--- Begin Data for this exercise ---

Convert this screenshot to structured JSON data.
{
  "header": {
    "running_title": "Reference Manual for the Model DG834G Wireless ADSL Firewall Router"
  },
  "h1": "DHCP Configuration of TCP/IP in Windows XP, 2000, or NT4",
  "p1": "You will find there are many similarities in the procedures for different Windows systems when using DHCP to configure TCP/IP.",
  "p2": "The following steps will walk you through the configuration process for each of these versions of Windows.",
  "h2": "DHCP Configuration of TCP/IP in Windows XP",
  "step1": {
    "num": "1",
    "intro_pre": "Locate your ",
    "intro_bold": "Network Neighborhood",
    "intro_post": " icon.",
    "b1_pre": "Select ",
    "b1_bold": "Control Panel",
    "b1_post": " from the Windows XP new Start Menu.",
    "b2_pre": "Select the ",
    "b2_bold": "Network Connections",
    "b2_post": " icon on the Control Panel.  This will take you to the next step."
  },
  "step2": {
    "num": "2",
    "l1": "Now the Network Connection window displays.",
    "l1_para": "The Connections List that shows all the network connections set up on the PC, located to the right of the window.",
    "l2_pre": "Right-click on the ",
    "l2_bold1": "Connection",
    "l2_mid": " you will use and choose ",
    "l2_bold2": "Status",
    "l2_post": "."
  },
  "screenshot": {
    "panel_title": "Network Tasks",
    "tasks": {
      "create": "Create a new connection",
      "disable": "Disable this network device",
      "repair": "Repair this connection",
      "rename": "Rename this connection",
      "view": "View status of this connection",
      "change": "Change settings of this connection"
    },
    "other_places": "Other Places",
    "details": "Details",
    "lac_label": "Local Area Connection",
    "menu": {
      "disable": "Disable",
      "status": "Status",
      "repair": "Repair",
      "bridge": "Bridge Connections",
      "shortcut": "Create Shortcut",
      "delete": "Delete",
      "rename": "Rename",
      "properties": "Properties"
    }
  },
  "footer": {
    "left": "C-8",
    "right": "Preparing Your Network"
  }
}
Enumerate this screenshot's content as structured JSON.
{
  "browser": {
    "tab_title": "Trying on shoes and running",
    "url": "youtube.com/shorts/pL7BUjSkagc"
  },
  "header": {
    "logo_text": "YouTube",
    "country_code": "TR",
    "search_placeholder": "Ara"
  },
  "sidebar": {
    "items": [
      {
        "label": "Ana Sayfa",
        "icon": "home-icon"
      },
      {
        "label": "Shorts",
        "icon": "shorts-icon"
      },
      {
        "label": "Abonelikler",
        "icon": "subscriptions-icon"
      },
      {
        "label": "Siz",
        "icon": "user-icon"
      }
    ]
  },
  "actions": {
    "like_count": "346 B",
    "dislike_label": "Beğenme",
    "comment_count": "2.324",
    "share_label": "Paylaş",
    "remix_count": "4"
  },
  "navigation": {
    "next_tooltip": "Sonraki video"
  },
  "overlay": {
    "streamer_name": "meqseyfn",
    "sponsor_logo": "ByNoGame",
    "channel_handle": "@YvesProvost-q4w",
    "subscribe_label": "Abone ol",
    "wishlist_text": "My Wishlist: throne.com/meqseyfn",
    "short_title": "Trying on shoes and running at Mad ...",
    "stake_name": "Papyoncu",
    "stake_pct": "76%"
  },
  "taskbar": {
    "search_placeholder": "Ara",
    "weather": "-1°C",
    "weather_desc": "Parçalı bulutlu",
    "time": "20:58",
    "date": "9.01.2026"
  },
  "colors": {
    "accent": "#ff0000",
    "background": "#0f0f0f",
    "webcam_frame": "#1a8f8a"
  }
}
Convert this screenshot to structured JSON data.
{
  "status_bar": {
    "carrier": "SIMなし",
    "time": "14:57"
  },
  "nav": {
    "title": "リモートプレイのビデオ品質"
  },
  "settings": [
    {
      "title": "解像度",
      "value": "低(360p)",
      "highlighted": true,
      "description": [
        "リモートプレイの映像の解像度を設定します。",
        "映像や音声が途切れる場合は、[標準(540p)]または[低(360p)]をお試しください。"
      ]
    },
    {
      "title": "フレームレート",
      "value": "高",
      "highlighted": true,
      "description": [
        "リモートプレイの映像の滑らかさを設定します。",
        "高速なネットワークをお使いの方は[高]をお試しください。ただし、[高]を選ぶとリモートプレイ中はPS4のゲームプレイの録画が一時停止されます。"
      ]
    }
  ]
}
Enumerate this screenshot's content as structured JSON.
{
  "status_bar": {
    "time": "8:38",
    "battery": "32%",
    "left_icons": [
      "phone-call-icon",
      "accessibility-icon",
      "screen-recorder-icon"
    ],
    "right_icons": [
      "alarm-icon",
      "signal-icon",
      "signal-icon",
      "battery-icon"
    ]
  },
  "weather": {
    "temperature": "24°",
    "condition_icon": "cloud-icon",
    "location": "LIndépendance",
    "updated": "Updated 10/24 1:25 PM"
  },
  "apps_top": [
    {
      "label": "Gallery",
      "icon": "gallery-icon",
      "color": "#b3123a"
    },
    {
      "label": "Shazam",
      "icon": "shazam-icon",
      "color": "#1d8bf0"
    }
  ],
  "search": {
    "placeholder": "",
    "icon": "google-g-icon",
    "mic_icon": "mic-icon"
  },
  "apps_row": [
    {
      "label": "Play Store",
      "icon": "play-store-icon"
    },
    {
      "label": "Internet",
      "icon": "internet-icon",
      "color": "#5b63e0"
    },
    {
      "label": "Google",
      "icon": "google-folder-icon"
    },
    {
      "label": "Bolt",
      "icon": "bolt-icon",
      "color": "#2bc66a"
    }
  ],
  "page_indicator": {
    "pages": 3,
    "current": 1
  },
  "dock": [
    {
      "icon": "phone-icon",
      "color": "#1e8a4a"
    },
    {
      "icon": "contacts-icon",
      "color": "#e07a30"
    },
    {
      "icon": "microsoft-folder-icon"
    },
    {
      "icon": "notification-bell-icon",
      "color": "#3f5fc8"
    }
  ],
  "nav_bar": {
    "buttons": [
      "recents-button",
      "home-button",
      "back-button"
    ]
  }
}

--- End Data for this exercise ---

*Set exercise*: Reproduce the complete set of lines precisely as supplied.

*Answer below*:
Convert this screenshot to structured JSON data.
{
  "header": {
    "running_title": "Reference Manual for the Model DG834G Wireless ADSL Firewall Router"
  },
  "h1": "DHCP Configuration of TCP/IP in Windows XP, 2000, or NT4",
  "p1": "You will find there are many similarities in the procedures for different Windows systems when using DHCP to configure TCP/IP.",
  "p2": "The following steps will walk you through the configuration process for each of these versions of Windows.",
  "h2": "DHCP Configuration of TCP/IP in Windows XP",
  "step1": {
    "num": "1",
    "intro_pre": "Locate your ",
    "intro_bold": "Network Neighborhood",
    "intro_post": " icon.",
    "b1_pre": "Select ",
    "b1_bold": "Control Panel",
    "b1_post": " from the Windows XP new Start Menu.",
    "b2_pre": "Select the ",
    "b2_bold": "Network Connections",
    "b2_post": " icon on the Control Panel.  This will take you to the next step."
  },
  "step2": {
    "num": "2",
    "l1": "Now the Network Connection window displays.",
    "l1_para": "The Connections List that shows all the network connections set up on the PC, located to the right of the window.",
    "l2_pre": "Right-click on the ",
    "l2_bold1": "Connection",
    "l2_mid": " you will use and choose ",
    "l2_bold2": "Status",
    "l2_post": "."
  },
  "screenshot": {
    "panel_title": "Network Tasks",
    "tasks": {
      "create": "Create a new connection",
      "disable": "Disable this network device",
      "repair": "Repair this connection",
      "rename": "Rename this connection",
      "view": "View status of this connection",
      "change": "Change settings of this connection"
    },
    "other_places": "Other Places",
    "details": "Details",
    "lac_label": "Local Area Connection",
    "menu": {
      "disable": "Disable",
      "status": "Status",
      "repair": "Repair",
      "bridge": "Bridge Connections",
      "shortcut": "Create Shortcut",
      "delete": "Delete",
      "rename": "Rename",
      "properties": "Properties"
    }
  },
  "footer": {
    "left": "C-8",
    "right": "Preparing Your Network"
  }
}
Enumerate this screenshot's content as structured JSON.
{
  "browser": {
    "tab_title": "Trying on shoes and running",
    "url": "youtube.com/shorts/pL7BUjSkagc"
  },
  "header": {
    "logo_text": "YouTube",
    "country_code": "TR",
    "search_placeholder": "Ara"
  },
  "sidebar": {
    "items": [
      {
        "label": "Ana Sayfa",
        "icon": "home-icon"
      },
      {
        "label": "Shorts",
        "icon": "shorts-icon"
      },
      {
        "label": "Abonelikler",
        "icon": "subscriptions-icon"
      },
      {
        "label": "Siz",
        "icon": "user-icon"
      }
    ]
  },
  "actions": {
    "like_count": "346 B",
    "dislike_label": "Beğenme",
    "comment_count": "2.324",
    "share_label": "Paylaş",
    "remix_count": "4"
  },
  "navigation": {
    "next_tooltip": "Sonraki video"
  },
  "overlay": {
    "streamer_name": "meqseyfn",
    "sponsor_logo": "ByNoGame",
    "channel_handle": "@YvesProvost-q4w",
    "subscribe_label": "Abone ol",
    "wishlist_text": "My Wishlist: throne.com/meqseyfn",
    "short_title": "Trying on shoes and running at Mad ...",
    "stake_name": "Papyoncu",
    "stake_pct": "76%"
  },
  "taskbar": {
    "search_placeholder": "Ara",
    "weather": "-1°C",
    "weather_desc": "Parçalı bulutlu",
    "time": "20:58",
    "date": "9.01.2026"
  },
  "colors": {
    "accent": "#ff0000",
    "background": "#0f0f0f",
    "webcam_frame": "#1a8f8a"
  }
}
Convert this screenshot to structured JSON data.
{
  "status_bar": {
    "carrier": "SIMなし",
    "time": "14:57"
  },
  "nav": {
    "title": "リモートプレイのビデオ品質"
  },
  "settings": [
    {
      "title": "解像度",
      "value": "低(360p)",
      "highlighted": true,
      "description": [
        "リモートプレイの映像の解像度を設定します。",
        "映像や音声が途切れる場合は、[標準(540p)]または[低(360p)]をお試しください。"
      ]
    },
    {
      "title": "フレームレート",
      "value": "高",
      "highlighted": true,
      "description": [
        "リモートプレイの映像の滑らかさを設定します。",
        "高速なネットワークをお使いの方は[高]をお試しください。ただし、[高]を選ぶとリモートプレイ中はPS4のゲームプレイの録画が一時停止されます。"
      ]
    }
  ]
}
Enumerate this screenshot's content as structured JSON.
{
  "status_bar": {
    "time": "8:38",
    "battery": "32%",
    "left_icons": [
      "phone-call-icon",
      "accessibility-icon",
      "screen-recorder-icon"
    ],
    "right_icons": [
      "alarm-icon",
      "signal-icon",
      "signal-icon",
      "battery-icon"
    ]
  },
  "weather": {
    "temperature": "24°",
    "condition_icon": "cloud-icon",
    "location": "LIndépendance",
    "updated": "Updated 10/24 1:25 PM"
  },
  "apps_top": [
    {
      "label": "Gallery",
      "icon": "gallery-icon",
      "color": "#b3123a"
    },
    {
      "label": "Shazam",
      "icon": "shazam-icon",
      "color": "#1d8bf0"
    }
  ],
  "search": {
    "placeholder": "",
    "icon": "google-g-icon",
    "mic_icon": "mic-icon"
  },
  "apps_row": [
    {
      "label": "Play Store",
      "icon": "play-store-icon"
    },
    {
      "label": "Internet",
      "icon": "internet-icon",
      "color": "#5b63e0"
    },
    {
      "label": "Google",
      "icon": "google-folder-icon"
    },
    {
      "label": "Bolt",
      "icon": "bolt-icon",
      "color": "#2bc66a"
    }
  ],
  "page_indicator": {
    "pages": 3,
    "current": 1
  },
  "dock": [
    {
      "icon": "phone-icon",
      "color": "#1e8a4a"
    },
    {
      "icon": "contacts-icon",
      "color": "#e07a30"
    },
    {
      "icon": "microsoft-folder-icon"
    },
    {
      "icon": "notification-bell-icon",
      "color": "#3f5fc8"
    }
  ],
  "nav_bar": {
    "buttons": [
      "recents-button",
      "home-button",
      "back-button"
    ]
  }
}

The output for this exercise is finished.